** start **

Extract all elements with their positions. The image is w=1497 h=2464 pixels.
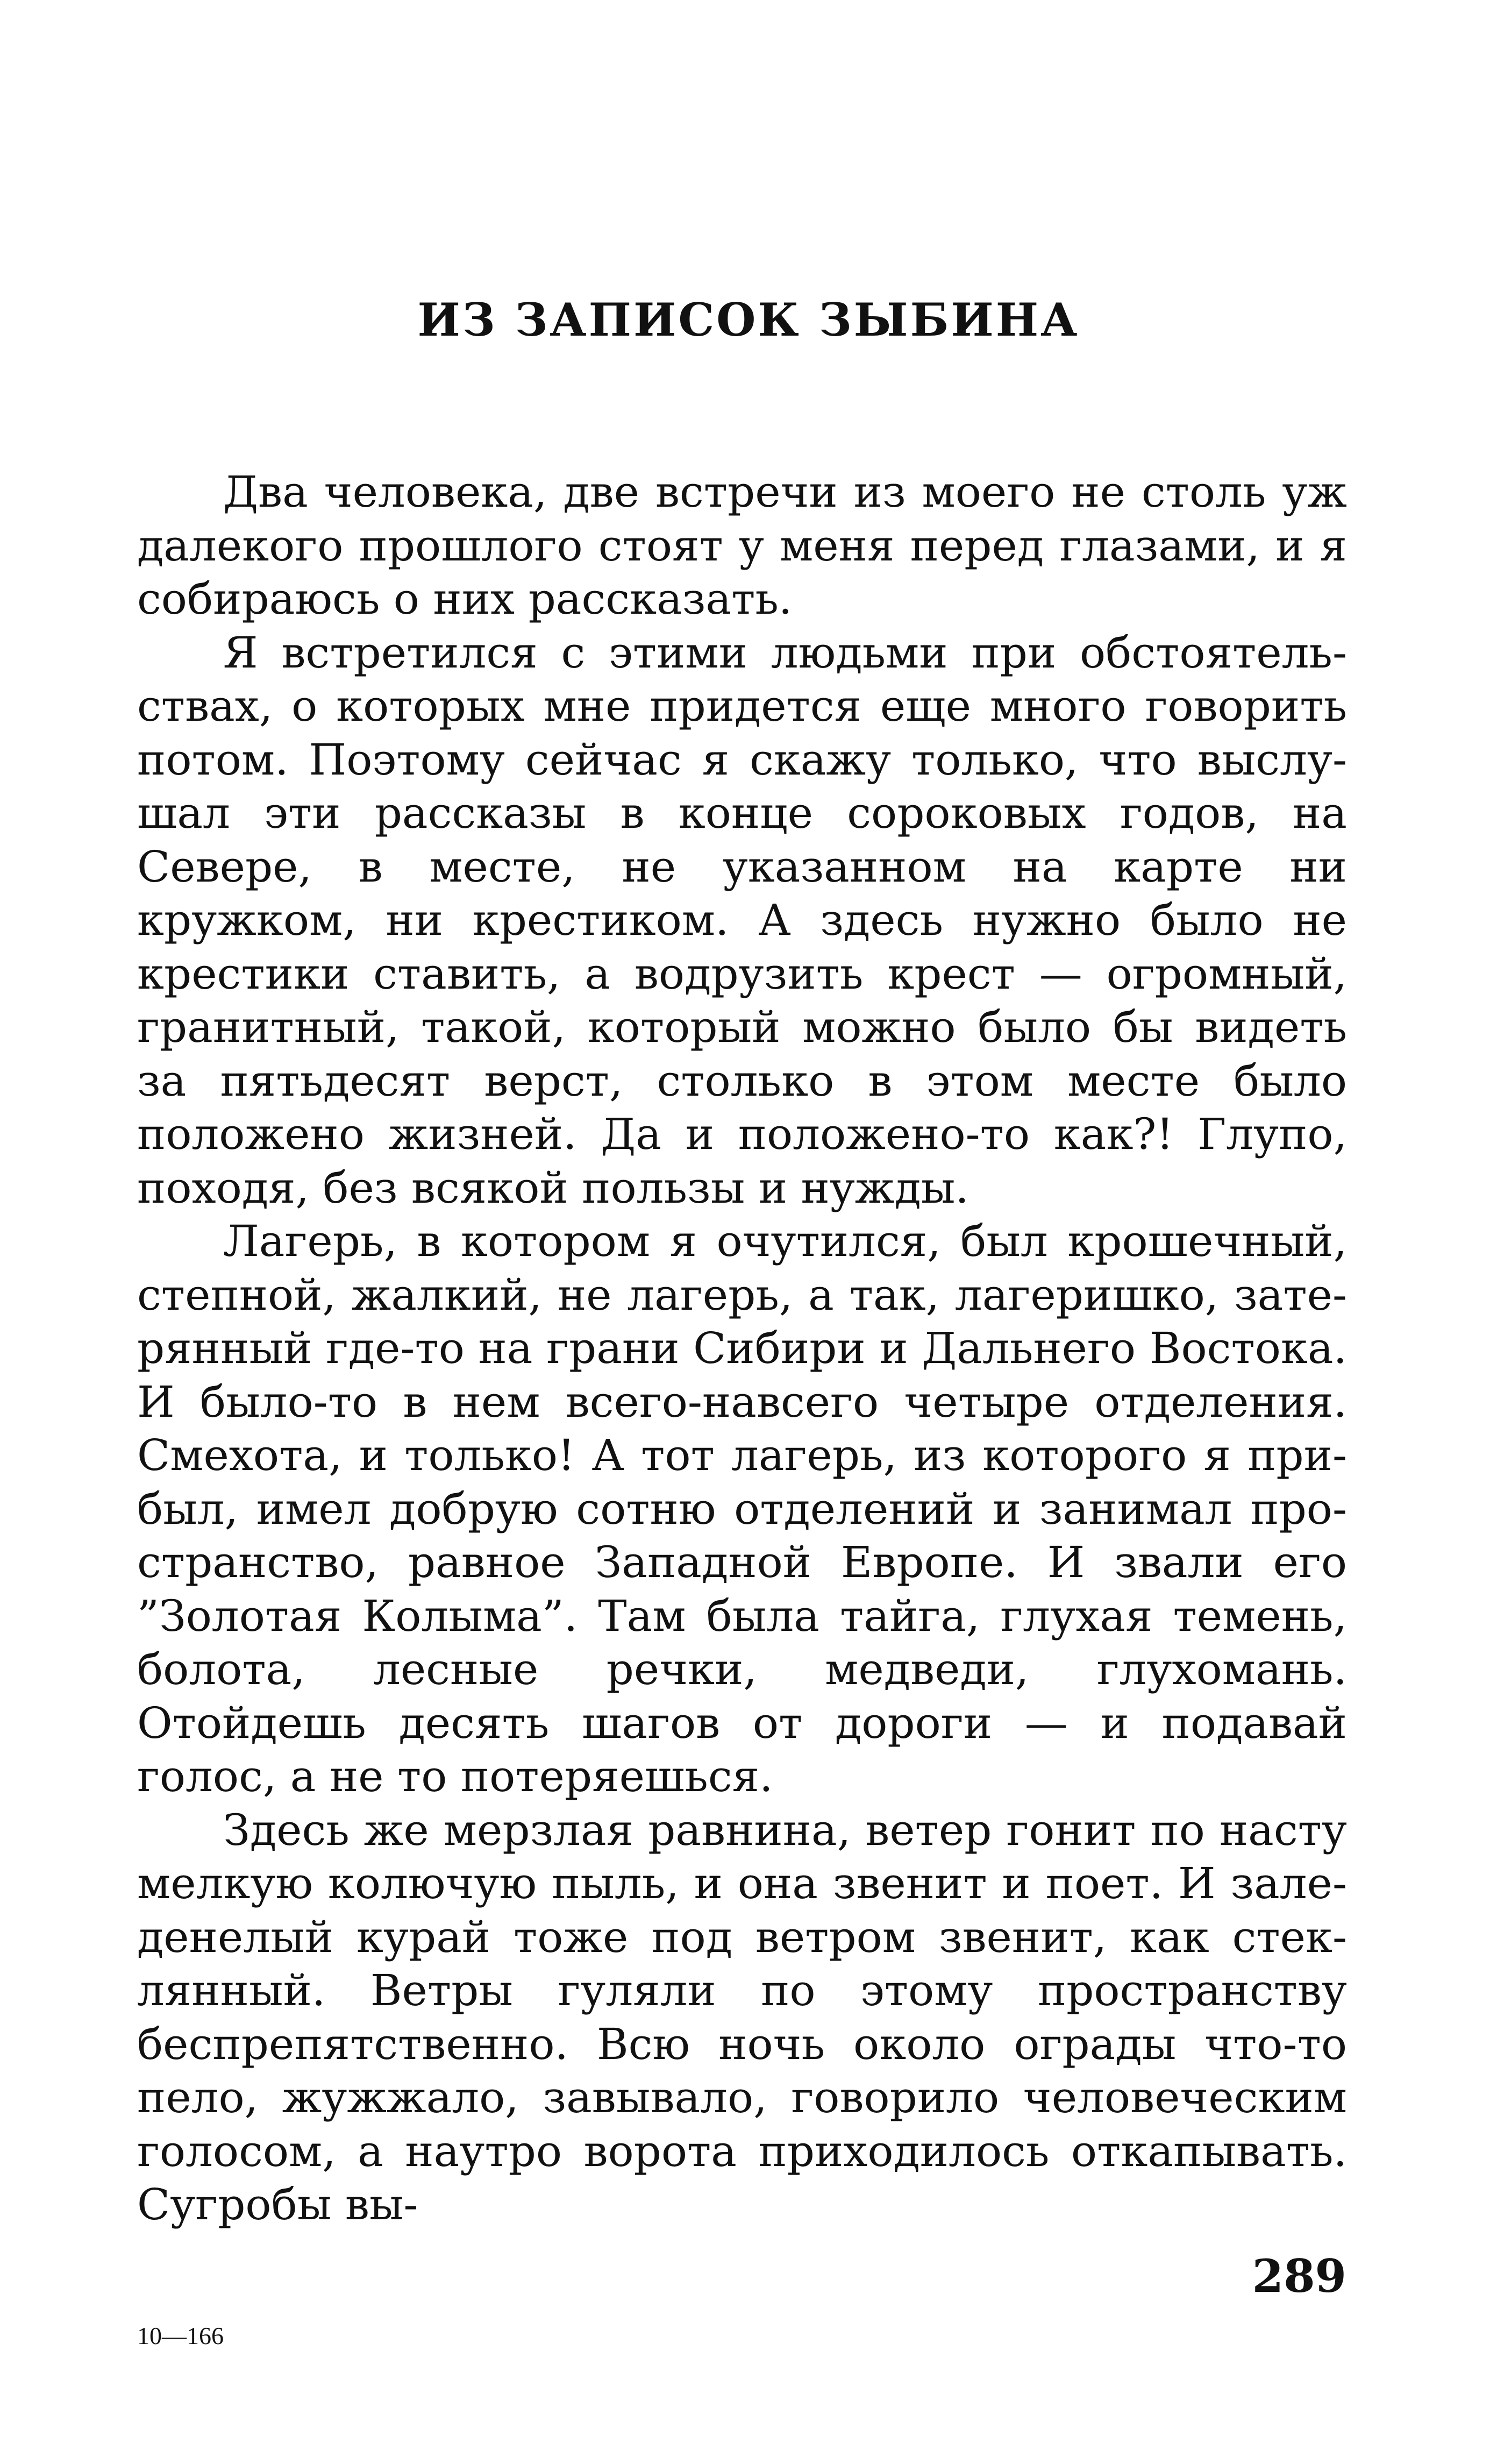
body-text — [137, 465, 1347, 2232]
printer-signature-mark: 10—166 — [137, 2322, 224, 2349]
paragraph: Два человека, две встречи из моего не столь уж далекого прошлого стоят у меня перед глазами, и я собираюсь о них рассказать. — [137, 467, 1347, 624]
paragraph: Здесь же мерзлая равнина, ветер гонит по насту мелкую колючую пыль, и она звенит и поет. И заледенелый курай тоже под ветром звенит, как стеклянный. Ветры гуляли по этому пространству беспрепятственно. Всю ночь около ограды что-то пело, жужжало, завывало, говорило человеческим голосом, а наутро ворота приходилось откапывать. Сугробы вы- — [137, 1805, 1347, 2229]
page-number: 289 — [1252, 2249, 1346, 2303]
paragraph: Лагерь, в котором я очутился, был крошечный, степной, жалкий, не лагерь, а так, лагеришко, затерянный где-то на грани Сибири и Дальнего Востока. И было-то в нем всего-навсего четыре отделения. Смехота, и только! А тот лагерь, из которого я прибыл, имел добрую сотню отделений и занимал пространство, равное Западной Европе. И звали его ”Золотая Колыма”. Там была тайга, глухая темень, болота, лесные речки, медведи, глухомань. Отойдешь десять шагов от дороги — и подавай голос, а не то потеряешься. — [137, 1216, 1347, 1801]
chapter-title: ИЗ ЗАПИСОК ЗЫБИНА — [417, 293, 1080, 346]
paragraph: Я встретился с этими людьми при обстоятельствах, о которых мне придется еще много говорить потом. Поэтому сейчас я скажу только, что выслушал эти рассказы в конце сороковых годов, на Севере, в месте, не указанном на карте ни кружком, ни крестиком. А здесь нужно было не крестики ставить, а водрузить крест — огромный, гранитный, такой, который можно было бы видеть за пятьдесят верст, столько в этом месте было положено жизней. Да и положено-то как?! Глупо, походя, без всякой пользы и нужды. — [137, 627, 1347, 1213]
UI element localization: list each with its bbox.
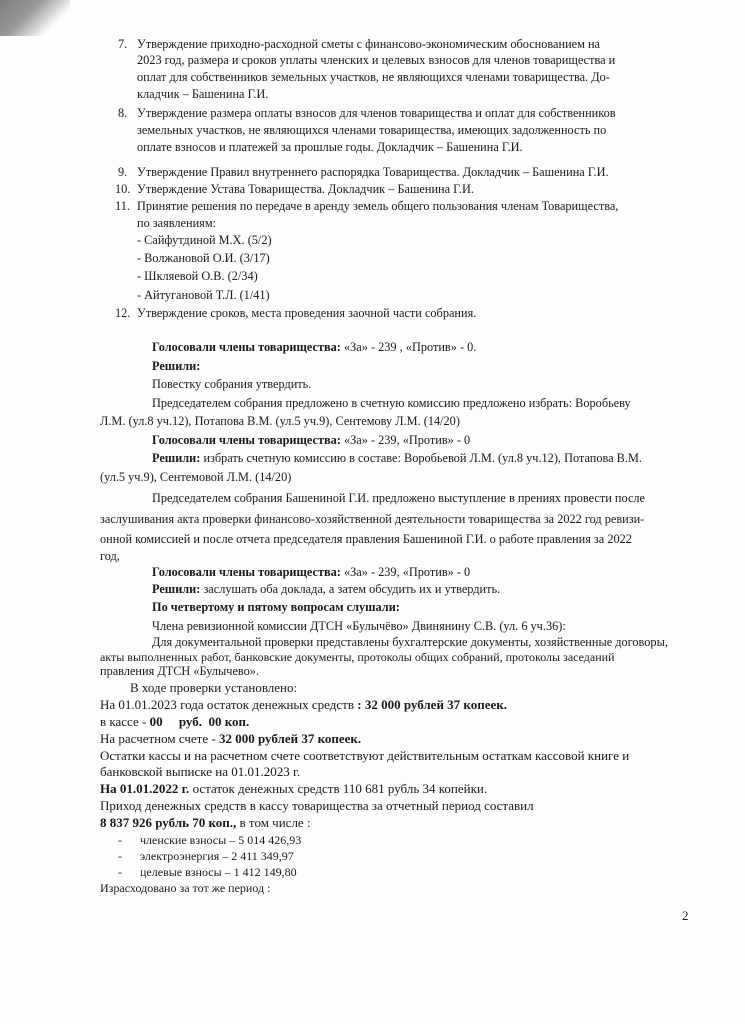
- audit-cash-value: 00 руб. 00 коп.: [149, 714, 250, 729]
- item-9-text: Утверждение Правил внутреннего распорядка Товарищества. Докладчик – Башенина Г.И.: [137, 165, 609, 179]
- item-10-text: Утверждение Устава Товарищества. Докладчик – Башенина Г.И.: [137, 182, 474, 196]
- item-7-line-4: кладчик – Башенина Г.И.: [137, 87, 269, 101]
- breakdown-bullet-2: -: [118, 849, 122, 863]
- applicant-2: - Волжановой О.И. (3/17): [137, 251, 270, 265]
- vote-1-label: Голосовали члены товарищества:: [152, 340, 341, 354]
- audit-balance-2022-value: остаток денежных средств 110 681 рубль 34 копейки.: [189, 781, 488, 796]
- item-7-line-1: Утверждение приходно-расходной сметы с финансово-экономическим обоснованием на: [137, 37, 600, 51]
- vote-2-result: «За» - 239, «Против» - 0: [343, 433, 471, 447]
- commission-line-1: Председателем собрания предложено в счетную комиссию предложено избрать: Воробьеву: [152, 396, 631, 410]
- audit-balance-2022: [100, 781, 487, 796]
- vote-3: [152, 565, 470, 580]
- audit-balance-2023-value: : 32 000 рублей 37 копеек.: [357, 697, 508, 712]
- q45-speaker: Члена ревизионной комиссии ДТСН «Булычёво» Двинянину С.В. (ул. 6 уч.36):: [152, 619, 566, 633]
- scan-corner-shadow: [0, 0, 70, 36]
- item-8-line-1: Утверждение размера оплаты взносов для членов товарищества и оплат для собственников: [137, 106, 616, 120]
- item-12-text: Утверждение сроков, места проведения заочной части собрания.: [137, 306, 477, 320]
- applicant-4: - Айтугановой Т.Л. (1/41): [137, 288, 270, 302]
- item-7-line-2: 2023 год, размера и сроков уплаты членских и целевых взносов для членов товарищества и: [137, 53, 616, 67]
- breakdown-electricity: электроэнергия – 2 411 349,97: [140, 849, 294, 863]
- vote-1-result: «За» - 239 , «Против» - 0.: [343, 340, 477, 354]
- audit-cash: [100, 714, 249, 729]
- debate-line-3: онной комиссией и после отчета председателя правления Башениной Г.И. о работе правления за 2022: [100, 532, 632, 546]
- item-11-number: 11.: [115, 199, 130, 213]
- page-number: 2: [682, 908, 689, 923]
- item-10-number: 10.: [115, 182, 131, 196]
- audit-match-2: банковской выписке на 01.01.2023 г.: [100, 764, 301, 779]
- audit-cash-label: в кассе -: [100, 714, 150, 729]
- item-8-line-2: земельных участков, не являющихся членами товарищества, имеющих задолженность по: [137, 123, 607, 137]
- item-7-line-3: оплат для собственников земельных участков, не являющихся членами товарищества. До-: [137, 70, 610, 84]
- vote-3-decided: Решили:: [152, 582, 201, 596]
- vote-3-label: Голосовали члены товарищества:: [152, 565, 341, 579]
- vote-2-decided: Решили:: [152, 451, 201, 465]
- vote-2-label: Голосовали члены товарищества:: [152, 433, 341, 447]
- debate-line-2: заслушивания акта проверки финансово-хозяйственной деятельности товарищества за 2022 год ревизи-: [100, 512, 645, 526]
- audit-balance-2023: [100, 697, 507, 712]
- vote-2-decision-2: (ул.5 уч.9), Сентемовой Л.М. (14/20): [100, 470, 292, 484]
- q45-docs-1: Для документальной проверки представлены бухгалтерские документы, хозяйственные договоры,: [152, 635, 668, 649]
- item-11-line-1: Принятие решения по передаче в аренду земель общего пользования членам Товарищества,: [137, 199, 619, 213]
- item-9-number: 9.: [118, 165, 128, 179]
- audit-income-total-value: 8 837 926 рубль 70 коп.,: [100, 815, 237, 830]
- vote-2-decision-1: избрать счетную комиссию в составе: Воробьевой Л.М. (ул.8 уч.12), Потапова В.М.: [203, 451, 642, 465]
- audit-income-total-suffix: в том числе :: [236, 815, 311, 830]
- audit-match-1: Остатки кассы и на расчетном счете соответствуют действительным остаткам кассовой книге и: [100, 748, 630, 763]
- breakdown-bullet-1: -: [118, 833, 122, 847]
- audit-income-intro: Приход денежных средств в кассу товарищества за отчетный период составил: [100, 798, 534, 813]
- vote-3-decision: [152, 582, 500, 597]
- item-7-number: 7.: [118, 37, 128, 51]
- audit-balance-2023-label: На 01.01.2023 года остаток денежных средств: [100, 697, 358, 712]
- vote-2: [152, 433, 470, 448]
- audit-balance-2022-label: На 01.01.2022 г.: [100, 781, 190, 796]
- vote-1-decision: Повестку собрания утвердить.: [152, 377, 312, 391]
- debate-line-1: Председателем собрания Башениной Г.И. предложено выступление в прениях провести после: [152, 491, 646, 505]
- audit-account-value: 32 000 рублей 37 копеек.: [218, 731, 362, 746]
- applicant-3: - Шкляевой О.В. (2/34): [137, 269, 258, 283]
- item-11-line-2: по заявлениям:: [137, 216, 217, 230]
- audit-spent: Израсходовано за тот же период :: [100, 881, 271, 895]
- audit-found: В ходе проверки установлено:: [130, 680, 298, 695]
- vote-1: [152, 340, 476, 355]
- q45-docs-3: правления ДТСН «Булычево».: [100, 664, 260, 678]
- breakdown-membership: членские взносы – 5 014 426,93: [140, 833, 302, 847]
- audit-account: [100, 731, 361, 746]
- applicant-1: - Сайфутдиной М.Х. (5/2): [137, 233, 272, 247]
- vote-3-decision-text: заслушать оба доклада, а затем обсудить их и утвердить.: [203, 582, 501, 596]
- breakdown-bullet-3: -: [118, 865, 122, 879]
- audit-income-total: [100, 815, 311, 830]
- item-8-number: 8.: [118, 106, 128, 120]
- q45-heading: По четвертому и пятому вопросам слушали:: [152, 600, 400, 614]
- debate-line-4: год,: [100, 549, 120, 563]
- item-12-number: 12.: [115, 306, 131, 320]
- vote-1-decided: Решили:: [152, 359, 201, 373]
- commission-line-2: Л.М. (ул.8 уч.12), Потапова В.М. (ул.5 уч.9), Сентемову Л.М. (14/20): [100, 414, 460, 428]
- vote-2-decision: [152, 451, 642, 466]
- q45-docs-2: акты выполненных работ, банковские документы, протоколы общих собраний, протоколы заседаний: [100, 650, 615, 664]
- breakdown-targeted: целевые взносы – 1 412 149,80: [140, 865, 297, 879]
- vote-3-result: «За» - 239, «Против» - 0: [343, 565, 471, 579]
- item-8-line-3: оплате взносов и платежей за прошлые годы. Докладчик – Башенина Г.И.: [137, 140, 523, 154]
- audit-account-label: На расчетном счете -: [100, 731, 219, 746]
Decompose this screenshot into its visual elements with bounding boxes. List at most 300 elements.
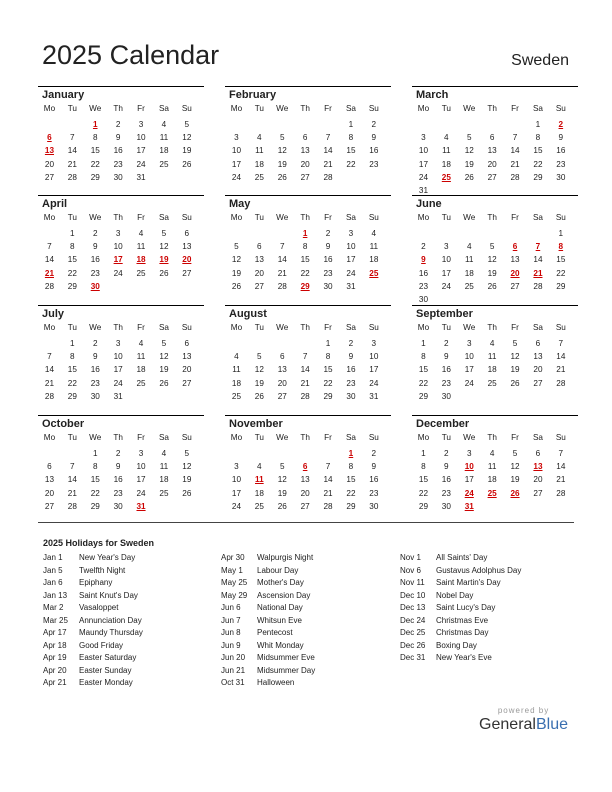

** end **

-- Instructions for the task --
Swap "Утверждение" for "Принятие" in the stretch from the line containing "- audit-cash-value: 00" through the line containing "- breakdown-bullet-2: -: [118, 849, 122, 863]", and return only those lines, otherwise unchanged.

-- Final result --
- audit-cash-value: 00 руб. 00 коп.: [149, 714, 250, 729]
- item-9-text: Принятие Правил внутреннего распорядка Товарищества. Докладчик – Башенина Г.И.: [137, 165, 609, 179]
- item-10-text: Принятие Устава Товарищества. Докладчик – Башенина Г.И.: [137, 182, 474, 196]
- item-7-line-4: кладчик – Башенина Г.И.: [137, 87, 269, 101]
- breakdown-bullet-2: -: [118, 849, 122, 863]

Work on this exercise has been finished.